--- START OF Data rows ---
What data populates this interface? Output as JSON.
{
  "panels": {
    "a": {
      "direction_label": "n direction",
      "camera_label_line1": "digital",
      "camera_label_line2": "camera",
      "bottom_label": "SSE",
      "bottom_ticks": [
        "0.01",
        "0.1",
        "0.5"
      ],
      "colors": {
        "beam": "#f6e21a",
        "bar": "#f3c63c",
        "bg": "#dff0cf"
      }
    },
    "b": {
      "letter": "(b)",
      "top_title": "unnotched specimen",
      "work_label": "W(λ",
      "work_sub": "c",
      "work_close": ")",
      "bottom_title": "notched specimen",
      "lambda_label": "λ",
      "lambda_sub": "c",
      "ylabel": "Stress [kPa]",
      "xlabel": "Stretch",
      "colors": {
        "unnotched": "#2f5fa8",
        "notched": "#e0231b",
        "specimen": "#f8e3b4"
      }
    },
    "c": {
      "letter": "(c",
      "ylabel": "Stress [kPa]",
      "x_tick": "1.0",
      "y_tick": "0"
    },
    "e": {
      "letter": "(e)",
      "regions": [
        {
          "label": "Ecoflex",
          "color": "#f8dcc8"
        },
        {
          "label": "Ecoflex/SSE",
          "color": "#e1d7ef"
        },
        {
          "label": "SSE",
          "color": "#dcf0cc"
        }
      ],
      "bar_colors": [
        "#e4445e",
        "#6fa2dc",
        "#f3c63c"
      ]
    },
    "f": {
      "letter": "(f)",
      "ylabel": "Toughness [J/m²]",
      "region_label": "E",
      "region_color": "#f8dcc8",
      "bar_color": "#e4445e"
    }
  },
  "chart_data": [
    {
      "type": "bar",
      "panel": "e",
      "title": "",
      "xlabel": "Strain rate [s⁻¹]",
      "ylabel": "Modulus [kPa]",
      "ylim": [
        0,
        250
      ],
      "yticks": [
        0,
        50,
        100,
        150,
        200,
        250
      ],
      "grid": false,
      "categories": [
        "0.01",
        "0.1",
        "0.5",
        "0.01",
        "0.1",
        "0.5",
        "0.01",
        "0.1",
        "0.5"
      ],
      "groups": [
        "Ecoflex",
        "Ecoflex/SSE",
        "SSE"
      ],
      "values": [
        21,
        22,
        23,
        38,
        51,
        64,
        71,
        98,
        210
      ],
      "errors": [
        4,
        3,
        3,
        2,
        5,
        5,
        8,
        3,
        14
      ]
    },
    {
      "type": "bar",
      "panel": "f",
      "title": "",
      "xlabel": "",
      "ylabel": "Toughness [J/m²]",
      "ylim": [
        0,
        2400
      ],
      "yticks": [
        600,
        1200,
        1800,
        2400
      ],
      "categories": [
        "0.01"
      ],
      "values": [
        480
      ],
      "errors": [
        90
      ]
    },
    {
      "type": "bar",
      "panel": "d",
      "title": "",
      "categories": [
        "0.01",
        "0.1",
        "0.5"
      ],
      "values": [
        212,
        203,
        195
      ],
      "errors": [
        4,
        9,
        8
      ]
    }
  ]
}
--- END OF Data rows ---
Brief |
Everything in the listing above should be restated exactly.

Exercise answer |
What data populates this interface? Output as JSON.
{
  "panels": {
    "a": {
      "direction_label": "n direction",
      "camera_label_line1": "digital",
      "camera_label_line2": "camera",
      "bottom_label": "SSE",
      "bottom_ticks": [
        "0.01",
        "0.1",
        "0.5"
      ],
      "colors": {
        "beam": "#f6e21a",
        "bar": "#f3c63c",
        "bg": "#dff0cf"
      }
    },
    "b": {
      "letter": "(b)",
      "top_title": "unnotched specimen",
      "work_label": "W(λ",
      "work_sub": "c",
      "work_close": ")",
      "bottom_title": "notched specimen",
      "lambda_label": "λ",
      "lambda_sub": "c",
      "ylabel": "Stress [kPa]",
      "xlabel": "Stretch",
      "colors": {
        "unnotched": "#2f5fa8",
        "notched": "#e0231b",
        "specimen": "#f8e3b4"
      }
    },
    "c": {
      "letter": "(c",
      "ylabel": "Stress [kPa]",
      "x_tick": "1.0",
      "y_tick": "0"
    },
    "e": {
      "letter": "(e)",
      "regions": [
        {
          "label": "Ecoflex",
          "color": "#f8dcc8"
        },
        {
          "label": "Ecoflex/SSE",
          "color": "#e1d7ef"
        },
        {
          "label": "SSE",
          "color": "#dcf0cc"
        }
      ],
      "bar_colors": [
        "#e4445e",
        "#6fa2dc",
        "#f3c63c"
      ]
    },
    "f": {
      "letter": "(f)",
      "ylabel": "Toughness [J/m²]",
      "region_label": "E",
      "region_color": "#f8dcc8",
      "bar_color": "#e4445e"
    }
  },
  "chart_data": [
    {
      "type": "bar",
      "panel": "e",
      "title": "",
      "xlabel": "Strain rate [s⁻¹]",
      "ylabel": "Modulus [kPa]",
      "ylim": [
        0,
        250
      ],
      "yticks": [
        0,
        50,
        100,
        150,
        200,
        250
      ],
      "grid": false,
      "categories": [
        "0.01",
        "0.1",
        "0.5",
        "0.01",
        "0.1",
        "0.5",
        "0.01",
        "0.1",
        "0.5"
      ],
      "groups": [
        "Ecoflex",
        "Ecoflex/SSE",
        "SSE"
      ],
      "values": [
        21,
        22,
        23,
        38,
        51,
        64,
        71,
        98,
        210
      ],
      "errors": [
        4,
        3,
        3,
        2,
        5,
        5,
        8,
        3,
        14
      ]
    },
    {
      "type": "bar",
      "panel": "f",
      "title": "",
      "xlabel": "",
      "ylabel": "Toughness [J/m²]",
      "ylim": [
        0,
        2400
      ],
      "yticks": [
        600,
        1200,
        1800,
        2400
      ],
      "categories": [
        "0.01"
      ],
      "values": [
        480
      ],
      "errors": [
        90
      ]
    },
    {
      "type": "bar",
      "panel": "d",
      "title": "",
      "categories": [
        "0.01",
        "0.1",
        "0.5"
      ],
      "values": [
        212,
        203,
        195
      ],
      "errors": [
        4,
        9,
        8
      ]
    }
  ]
}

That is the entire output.